- Data Records -
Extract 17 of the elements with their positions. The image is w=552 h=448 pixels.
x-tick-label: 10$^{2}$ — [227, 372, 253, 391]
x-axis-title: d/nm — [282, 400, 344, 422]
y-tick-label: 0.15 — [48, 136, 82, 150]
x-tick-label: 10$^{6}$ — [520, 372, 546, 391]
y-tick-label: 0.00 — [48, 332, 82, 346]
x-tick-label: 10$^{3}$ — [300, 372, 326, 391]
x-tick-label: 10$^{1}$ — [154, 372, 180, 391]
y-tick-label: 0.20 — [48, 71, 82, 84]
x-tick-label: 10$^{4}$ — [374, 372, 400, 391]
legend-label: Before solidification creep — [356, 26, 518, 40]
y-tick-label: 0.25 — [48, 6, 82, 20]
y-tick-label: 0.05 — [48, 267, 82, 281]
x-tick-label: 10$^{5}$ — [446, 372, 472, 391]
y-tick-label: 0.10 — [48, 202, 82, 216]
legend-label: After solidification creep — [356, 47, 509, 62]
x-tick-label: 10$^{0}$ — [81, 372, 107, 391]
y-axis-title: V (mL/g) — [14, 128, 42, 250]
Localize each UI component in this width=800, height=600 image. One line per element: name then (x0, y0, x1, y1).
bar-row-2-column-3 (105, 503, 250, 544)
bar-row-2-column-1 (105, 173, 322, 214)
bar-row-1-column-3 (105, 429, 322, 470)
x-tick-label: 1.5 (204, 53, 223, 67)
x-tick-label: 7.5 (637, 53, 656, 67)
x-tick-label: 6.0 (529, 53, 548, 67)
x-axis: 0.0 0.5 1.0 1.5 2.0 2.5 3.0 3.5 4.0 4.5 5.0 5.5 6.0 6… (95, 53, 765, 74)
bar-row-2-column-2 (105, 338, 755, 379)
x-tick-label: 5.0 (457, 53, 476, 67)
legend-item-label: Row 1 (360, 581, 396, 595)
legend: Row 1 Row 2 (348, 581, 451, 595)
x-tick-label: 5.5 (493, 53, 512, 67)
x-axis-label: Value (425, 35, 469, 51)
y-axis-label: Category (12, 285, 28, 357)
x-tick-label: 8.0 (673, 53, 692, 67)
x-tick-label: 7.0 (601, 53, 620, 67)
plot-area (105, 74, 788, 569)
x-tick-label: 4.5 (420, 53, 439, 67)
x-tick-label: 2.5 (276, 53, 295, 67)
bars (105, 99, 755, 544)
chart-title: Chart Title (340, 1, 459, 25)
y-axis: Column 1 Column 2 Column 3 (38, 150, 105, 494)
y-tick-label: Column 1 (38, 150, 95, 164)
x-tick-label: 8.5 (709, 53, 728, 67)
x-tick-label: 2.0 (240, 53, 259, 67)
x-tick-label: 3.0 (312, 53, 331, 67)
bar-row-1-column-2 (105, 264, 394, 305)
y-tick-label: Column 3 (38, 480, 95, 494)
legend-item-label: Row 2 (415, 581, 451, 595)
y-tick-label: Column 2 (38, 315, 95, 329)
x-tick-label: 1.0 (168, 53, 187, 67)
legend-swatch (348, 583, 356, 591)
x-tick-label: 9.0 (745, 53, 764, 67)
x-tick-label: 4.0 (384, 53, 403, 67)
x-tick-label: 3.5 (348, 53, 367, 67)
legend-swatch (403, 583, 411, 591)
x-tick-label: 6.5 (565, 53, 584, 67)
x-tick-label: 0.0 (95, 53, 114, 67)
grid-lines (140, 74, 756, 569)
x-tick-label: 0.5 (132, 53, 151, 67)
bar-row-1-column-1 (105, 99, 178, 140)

- WHAT IS ASKED -
Arrange every line of the listing above as a Markdown table with two columns, "No." for the row number and "Line" for the line itself, leaving out any blank lines.

- SOLUTION FOR THIS EXERCISE -
| No. | Line |
|---|---|
| 1 | Extract 17 of the elements with their positions. The image is w=552 h=448 pixels. |
| 2 | x-tick-label: 10$^{2}$ — [227, 372, 253, 391] |
| 3 | x-axis-title: d/nm — [282, 400, 344, 422] |
| 4 | y-tick-label: 0.15 — [48, 136, 82, 150] |
| 5 | x-tick-label: 10$^{6}$ — [520, 372, 546, 391] |
| 6 | y-tick-label: 0.00 — [48, 332, 82, 346] |
| 7 | x-tick-label: 10$^{3}$ — [300, 372, 326, 391] |
| 8 | x-tick-label: 10$^{1}$ — [154, 372, 180, 391] |
| 9 | y-tick-label: 0.20 — [48, 71, 82, 84] |
| 10 | x-tick-label: 10$^{4}$ — [374, 372, 400, 391] |
| 11 | legend-label: Before solidification creep — [356, 26, 518, 40] |
| 12 | y-tick-label: 0.25 — [48, 6, 82, 20] |
| 13 | y-tick-label: 0.05 — [48, 267, 82, 281] |
| 14 | x-tick-label: 10$^{5}$ — [446, 372, 472, 391] |
| 15 | y-tick-label: 0.10 — [48, 202, 82, 216] |
| 16 | legend-label: After solidification creep — [356, 47, 509, 62] |
| 17 | x-tick-label: 10$^{0}$ — [81, 372, 107, 391] |
| 18 | y-axis-title: V (mL/g) — [14, 128, 42, 250] |
| 19 | Localize each UI component in this width=800, height=600 image. One line per element: name then (x0, y0, x1, y1). |
| 20 | bar-row-2-column-3 (105, 503, 250, 544) |
| 21 | bar-row-2-column-1 (105, 173, 322, 214) |
| 22 | bar-row-1-column-3 (105, 429, 322, 470) |
| 23 | x-tick-label: 1.5 (204, 53, 223, 67) |
| 24 | x-tick-label: 7.5 (637, 53, 656, 67) |
| 25 | x-tick-label: 6.0 (529, 53, 548, 67) |
| 26 | x-axis: 0.0 0.5 1.0 1.5 2.0 2.5 3.0 3.5 4.0 4.5 5.0 5.5 6.0 6… (95, 53, 765, 74) |
| 27 | bar-row-2-column-2 (105, 338, 755, 379) |
| 28 | x-tick-label: 5.0 (457, 53, 476, 67) |
| 29 | legend-item-label: Row 1 (360, 581, 396, 595) |
| 30 | legend: Row 1 Row 2 (348, 581, 451, 595) |
| 31 | x-tick-label: 5.5 (493, 53, 512, 67) |
| 32 | x-axis-label: Value (425, 35, 469, 51) |
| 33 | y-axis-label: Category (12, 285, 28, 357) |
| 34 | x-tick-label: 8.0 (673, 53, 692, 67) |
| 35 | x-tick-label: 7.0 (601, 53, 620, 67) |
| 36 | plot-area (105, 74, 788, 569) |
| 37 | x-tick-label: 4.5 (420, 53, 439, 67) |
| 38 | x-tick-label: 2.5 (276, 53, 295, 67) |
| 39 | bars (105, 99, 755, 544) |
| 40 | chart-title: Chart Title (340, 1, 459, 25) |
| 41 | y-axis: Column 1 Column 2 Column 3 (38, 150, 105, 494) |
| 42 | y-tick-label: Column 1 (38, 150, 95, 164) |
| 43 | x-tick-label: 8.5 (709, 53, 728, 67) |
| 44 | x-tick-label: 2.0 (240, 53, 259, 67) |
| 45 | x-tick-label: 3.0 (312, 53, 331, 67) |
| 46 | bar-row-1-column-2 (105, 264, 394, 305) |
| 47 | y-tick-label: Column 3 (38, 480, 95, 494) |
| 48 | legend-item-label: Row 2 (415, 581, 451, 595) |
| 49 | y-tick-label: Column 2 (38, 315, 95, 329) |
| 50 | x-tick-label: 1.0 (168, 53, 187, 67) |
| 51 | legend-swatch (348, 583, 356, 591) |
| 52 | x-tick-label: 9.0 (745, 53, 764, 67) |
| 53 | x-tick-label: 4.0 (384, 53, 403, 67) |
| 54 | x-tick-label: 3.5 (348, 53, 367, 67) |
| 55 | legend-swatch (403, 583, 411, 591) |
| 56 | x-tick-label: 6.5 (565, 53, 584, 67) |
| 57 | x-tick-label: 0.0 (95, 53, 114, 67) |
| 58 | grid-lines (140, 74, 756, 569) |
| 59 | x-tick-label: 0.5 (132, 53, 151, 67) |
| 60 | bar-row-1-column-1 (105, 99, 178, 140) |